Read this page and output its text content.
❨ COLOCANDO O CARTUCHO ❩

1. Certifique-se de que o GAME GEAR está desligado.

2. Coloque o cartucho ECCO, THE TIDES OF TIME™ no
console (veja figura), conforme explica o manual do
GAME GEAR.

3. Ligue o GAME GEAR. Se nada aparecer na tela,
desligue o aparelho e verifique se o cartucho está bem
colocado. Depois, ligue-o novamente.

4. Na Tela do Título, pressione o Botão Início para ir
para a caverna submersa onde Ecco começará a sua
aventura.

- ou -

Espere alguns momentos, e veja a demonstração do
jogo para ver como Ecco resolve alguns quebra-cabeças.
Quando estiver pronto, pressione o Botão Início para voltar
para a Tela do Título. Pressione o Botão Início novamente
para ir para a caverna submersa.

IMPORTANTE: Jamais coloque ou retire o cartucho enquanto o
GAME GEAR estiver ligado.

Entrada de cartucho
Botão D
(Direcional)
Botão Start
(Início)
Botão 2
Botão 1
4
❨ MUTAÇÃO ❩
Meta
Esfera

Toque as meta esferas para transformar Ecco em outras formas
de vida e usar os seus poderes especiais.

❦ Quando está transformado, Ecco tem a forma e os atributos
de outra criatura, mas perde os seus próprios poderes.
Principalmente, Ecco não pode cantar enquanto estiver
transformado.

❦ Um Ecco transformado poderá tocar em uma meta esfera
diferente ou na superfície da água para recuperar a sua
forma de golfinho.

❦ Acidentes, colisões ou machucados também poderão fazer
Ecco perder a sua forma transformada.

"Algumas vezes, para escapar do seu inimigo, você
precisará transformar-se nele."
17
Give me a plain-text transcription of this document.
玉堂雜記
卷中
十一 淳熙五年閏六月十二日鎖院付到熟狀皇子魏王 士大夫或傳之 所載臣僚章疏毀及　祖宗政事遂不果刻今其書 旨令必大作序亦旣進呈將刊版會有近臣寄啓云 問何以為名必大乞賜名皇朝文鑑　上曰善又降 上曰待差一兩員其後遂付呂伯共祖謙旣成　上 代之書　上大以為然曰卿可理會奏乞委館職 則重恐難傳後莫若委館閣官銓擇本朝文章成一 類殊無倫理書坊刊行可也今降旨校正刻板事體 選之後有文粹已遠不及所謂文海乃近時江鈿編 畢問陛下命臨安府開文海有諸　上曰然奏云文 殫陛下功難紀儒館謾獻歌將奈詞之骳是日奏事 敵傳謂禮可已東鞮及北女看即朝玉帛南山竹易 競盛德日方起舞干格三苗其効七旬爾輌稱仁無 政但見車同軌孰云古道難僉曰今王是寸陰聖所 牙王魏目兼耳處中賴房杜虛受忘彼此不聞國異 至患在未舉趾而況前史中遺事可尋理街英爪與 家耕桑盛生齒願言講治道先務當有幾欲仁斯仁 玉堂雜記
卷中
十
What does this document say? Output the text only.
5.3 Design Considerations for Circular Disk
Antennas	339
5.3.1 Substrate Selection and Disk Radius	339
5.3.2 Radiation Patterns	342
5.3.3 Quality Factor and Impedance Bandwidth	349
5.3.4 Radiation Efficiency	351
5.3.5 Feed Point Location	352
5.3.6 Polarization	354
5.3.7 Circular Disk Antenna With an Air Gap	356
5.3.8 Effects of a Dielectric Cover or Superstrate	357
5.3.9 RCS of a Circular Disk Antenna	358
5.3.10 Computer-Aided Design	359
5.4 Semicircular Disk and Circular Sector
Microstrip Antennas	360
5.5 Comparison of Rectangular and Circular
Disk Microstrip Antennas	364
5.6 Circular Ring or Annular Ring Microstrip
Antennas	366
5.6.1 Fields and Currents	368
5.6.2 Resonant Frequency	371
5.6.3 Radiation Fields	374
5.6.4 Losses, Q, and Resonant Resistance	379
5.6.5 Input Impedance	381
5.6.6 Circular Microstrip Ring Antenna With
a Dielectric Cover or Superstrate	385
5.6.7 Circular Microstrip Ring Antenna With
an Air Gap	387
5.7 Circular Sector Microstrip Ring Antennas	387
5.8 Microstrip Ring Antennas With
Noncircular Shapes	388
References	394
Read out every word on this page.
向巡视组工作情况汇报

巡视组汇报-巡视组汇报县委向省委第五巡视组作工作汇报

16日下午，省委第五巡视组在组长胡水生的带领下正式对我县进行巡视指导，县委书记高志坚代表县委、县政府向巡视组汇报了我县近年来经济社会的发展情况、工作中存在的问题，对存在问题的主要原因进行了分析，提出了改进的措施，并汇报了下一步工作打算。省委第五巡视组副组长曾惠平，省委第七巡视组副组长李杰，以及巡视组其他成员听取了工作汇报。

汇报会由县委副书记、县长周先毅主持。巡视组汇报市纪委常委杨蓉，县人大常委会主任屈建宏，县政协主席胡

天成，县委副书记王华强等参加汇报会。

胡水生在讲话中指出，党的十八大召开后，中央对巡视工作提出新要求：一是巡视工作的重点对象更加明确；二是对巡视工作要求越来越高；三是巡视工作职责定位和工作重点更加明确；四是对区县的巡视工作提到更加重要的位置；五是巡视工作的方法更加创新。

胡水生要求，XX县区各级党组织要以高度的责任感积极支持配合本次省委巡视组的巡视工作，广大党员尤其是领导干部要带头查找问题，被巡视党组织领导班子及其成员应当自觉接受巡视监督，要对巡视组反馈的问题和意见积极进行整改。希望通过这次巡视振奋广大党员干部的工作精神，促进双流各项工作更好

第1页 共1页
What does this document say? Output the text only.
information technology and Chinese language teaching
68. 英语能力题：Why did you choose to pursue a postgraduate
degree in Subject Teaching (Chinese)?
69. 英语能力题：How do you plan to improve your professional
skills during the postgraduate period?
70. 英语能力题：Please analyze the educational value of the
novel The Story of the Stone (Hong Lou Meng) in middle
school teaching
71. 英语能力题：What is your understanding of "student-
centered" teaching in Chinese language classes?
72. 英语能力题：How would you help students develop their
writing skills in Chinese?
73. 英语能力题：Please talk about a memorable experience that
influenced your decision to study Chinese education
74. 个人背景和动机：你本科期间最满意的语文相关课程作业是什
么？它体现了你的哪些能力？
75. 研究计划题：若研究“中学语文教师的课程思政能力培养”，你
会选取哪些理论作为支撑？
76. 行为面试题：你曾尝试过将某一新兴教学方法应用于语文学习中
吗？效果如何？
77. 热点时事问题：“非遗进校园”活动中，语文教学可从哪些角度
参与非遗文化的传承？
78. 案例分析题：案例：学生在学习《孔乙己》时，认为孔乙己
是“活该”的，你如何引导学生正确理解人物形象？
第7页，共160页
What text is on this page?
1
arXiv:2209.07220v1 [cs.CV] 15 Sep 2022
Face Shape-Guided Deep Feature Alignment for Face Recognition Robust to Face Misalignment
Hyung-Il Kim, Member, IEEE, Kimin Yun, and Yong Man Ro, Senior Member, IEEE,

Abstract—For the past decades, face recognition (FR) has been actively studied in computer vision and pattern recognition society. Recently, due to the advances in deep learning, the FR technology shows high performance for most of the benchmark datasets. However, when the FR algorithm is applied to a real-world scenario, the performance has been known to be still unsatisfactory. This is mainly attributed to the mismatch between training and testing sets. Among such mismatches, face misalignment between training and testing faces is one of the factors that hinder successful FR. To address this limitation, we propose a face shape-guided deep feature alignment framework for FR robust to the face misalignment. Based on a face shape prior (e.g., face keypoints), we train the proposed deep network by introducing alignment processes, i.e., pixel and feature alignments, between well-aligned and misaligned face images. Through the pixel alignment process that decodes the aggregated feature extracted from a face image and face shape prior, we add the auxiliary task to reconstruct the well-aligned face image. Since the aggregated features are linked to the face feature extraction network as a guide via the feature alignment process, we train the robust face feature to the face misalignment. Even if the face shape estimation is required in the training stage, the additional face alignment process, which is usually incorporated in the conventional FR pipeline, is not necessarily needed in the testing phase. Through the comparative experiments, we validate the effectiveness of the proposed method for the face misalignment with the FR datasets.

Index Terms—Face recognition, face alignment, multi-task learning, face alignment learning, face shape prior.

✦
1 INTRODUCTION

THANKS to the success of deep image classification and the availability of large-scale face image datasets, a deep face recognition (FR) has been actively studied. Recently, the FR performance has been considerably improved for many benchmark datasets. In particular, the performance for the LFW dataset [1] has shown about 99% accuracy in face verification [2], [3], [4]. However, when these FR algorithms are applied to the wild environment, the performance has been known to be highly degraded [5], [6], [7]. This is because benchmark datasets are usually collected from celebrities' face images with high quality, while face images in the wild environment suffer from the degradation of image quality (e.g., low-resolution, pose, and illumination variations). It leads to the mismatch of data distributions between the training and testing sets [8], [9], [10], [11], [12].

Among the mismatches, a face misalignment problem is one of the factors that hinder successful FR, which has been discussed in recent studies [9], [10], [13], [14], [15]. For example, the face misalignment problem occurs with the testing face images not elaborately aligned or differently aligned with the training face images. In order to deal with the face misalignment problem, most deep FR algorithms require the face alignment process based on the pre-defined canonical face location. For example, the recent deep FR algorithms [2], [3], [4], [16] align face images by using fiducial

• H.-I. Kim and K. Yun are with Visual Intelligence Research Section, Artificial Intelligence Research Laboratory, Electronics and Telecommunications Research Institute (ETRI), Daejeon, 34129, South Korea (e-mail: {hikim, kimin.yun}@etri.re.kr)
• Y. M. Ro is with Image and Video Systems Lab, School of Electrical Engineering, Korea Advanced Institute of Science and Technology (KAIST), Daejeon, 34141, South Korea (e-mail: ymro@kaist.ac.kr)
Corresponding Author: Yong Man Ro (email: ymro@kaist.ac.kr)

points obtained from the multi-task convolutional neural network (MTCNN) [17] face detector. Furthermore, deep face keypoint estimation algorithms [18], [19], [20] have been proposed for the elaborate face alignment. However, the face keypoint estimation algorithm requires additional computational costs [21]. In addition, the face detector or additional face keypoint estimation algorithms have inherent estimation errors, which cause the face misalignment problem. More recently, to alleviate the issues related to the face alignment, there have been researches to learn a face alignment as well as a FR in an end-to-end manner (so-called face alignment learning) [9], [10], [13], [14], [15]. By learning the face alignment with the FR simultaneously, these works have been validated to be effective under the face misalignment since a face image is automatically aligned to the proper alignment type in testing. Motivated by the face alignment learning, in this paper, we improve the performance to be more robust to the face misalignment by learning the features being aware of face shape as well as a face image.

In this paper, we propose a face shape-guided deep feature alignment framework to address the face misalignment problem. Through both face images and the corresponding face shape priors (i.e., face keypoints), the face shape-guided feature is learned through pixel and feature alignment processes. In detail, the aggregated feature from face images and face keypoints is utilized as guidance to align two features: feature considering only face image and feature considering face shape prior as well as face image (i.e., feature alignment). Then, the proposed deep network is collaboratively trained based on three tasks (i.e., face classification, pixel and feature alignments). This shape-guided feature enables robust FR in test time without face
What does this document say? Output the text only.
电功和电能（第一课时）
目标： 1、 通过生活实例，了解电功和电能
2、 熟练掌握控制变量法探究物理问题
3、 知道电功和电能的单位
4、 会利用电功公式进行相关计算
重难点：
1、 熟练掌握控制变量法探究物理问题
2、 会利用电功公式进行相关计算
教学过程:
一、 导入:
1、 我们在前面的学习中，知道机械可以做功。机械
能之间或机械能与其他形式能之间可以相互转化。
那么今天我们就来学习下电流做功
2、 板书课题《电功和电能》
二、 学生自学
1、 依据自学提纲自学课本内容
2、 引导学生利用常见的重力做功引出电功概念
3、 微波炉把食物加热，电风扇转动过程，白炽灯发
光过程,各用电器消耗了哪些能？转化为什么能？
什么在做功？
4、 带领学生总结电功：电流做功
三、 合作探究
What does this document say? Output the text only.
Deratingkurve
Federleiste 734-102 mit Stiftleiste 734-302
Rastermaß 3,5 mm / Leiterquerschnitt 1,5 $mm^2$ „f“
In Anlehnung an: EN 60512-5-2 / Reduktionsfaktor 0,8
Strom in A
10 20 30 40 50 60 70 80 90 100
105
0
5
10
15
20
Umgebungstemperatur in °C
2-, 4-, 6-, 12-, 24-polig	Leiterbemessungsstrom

- [Exercise description]:
Pull every line containing "Superstrate" from the data.

- [Result]:
5.3.8 Effects of a Dielectric Cover or Superstrate	357
a Dielectric Cover or Superstrate	385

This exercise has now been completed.